» **Stored data**:

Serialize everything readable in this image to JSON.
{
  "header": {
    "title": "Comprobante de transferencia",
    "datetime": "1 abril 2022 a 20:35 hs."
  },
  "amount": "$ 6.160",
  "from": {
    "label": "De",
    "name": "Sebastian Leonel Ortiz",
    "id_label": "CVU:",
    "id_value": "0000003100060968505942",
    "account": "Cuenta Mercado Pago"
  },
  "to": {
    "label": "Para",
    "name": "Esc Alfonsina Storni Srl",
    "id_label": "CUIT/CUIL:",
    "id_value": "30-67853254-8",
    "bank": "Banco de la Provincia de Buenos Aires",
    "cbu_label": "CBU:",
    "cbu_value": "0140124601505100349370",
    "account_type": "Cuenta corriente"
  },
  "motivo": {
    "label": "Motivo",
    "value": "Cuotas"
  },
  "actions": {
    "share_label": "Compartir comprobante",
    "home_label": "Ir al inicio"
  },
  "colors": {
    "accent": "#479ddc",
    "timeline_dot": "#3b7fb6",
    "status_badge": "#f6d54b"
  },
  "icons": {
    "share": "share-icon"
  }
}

» **Description of the task**: Exactly reproduce every line of the records.

» **Task output**:
Serialize everything readable in this image to JSON.
{
  "header": {
    "title": "Comprobante de transferencia",
    "datetime": "1 abril 2022 a 20:35 hs."
  },
  "amount": "$ 6.160",
  "from": {
    "label": "De",
    "name": "Sebastian Leonel Ortiz",
    "id_label": "CVU:",
    "id_value": "0000003100060968505942",
    "account": "Cuenta Mercado Pago"
  },
  "to": {
    "label": "Para",
    "name": "Esc Alfonsina Storni Srl",
    "id_label": "CUIT/CUIL:",
    "id_value": "30-67853254-8",
    "bank": "Banco de la Provincia de Buenos Aires",
    "cbu_label": "CBU:",
    "cbu_value": "0140124601505100349370",
    "account_type": "Cuenta corriente"
  },
  "motivo": {
    "label": "Motivo",
    "value": "Cuotas"
  },
  "actions": {
    "share_label": "Compartir comprobante",
    "home_label": "Ir al inicio"
  },
  "colors": {
    "accent": "#479ddc",
    "timeline_dot": "#3b7fb6",
    "status_badge": "#f6d54b"
  },
  "icons": {
    "share": "share-icon"
  }
}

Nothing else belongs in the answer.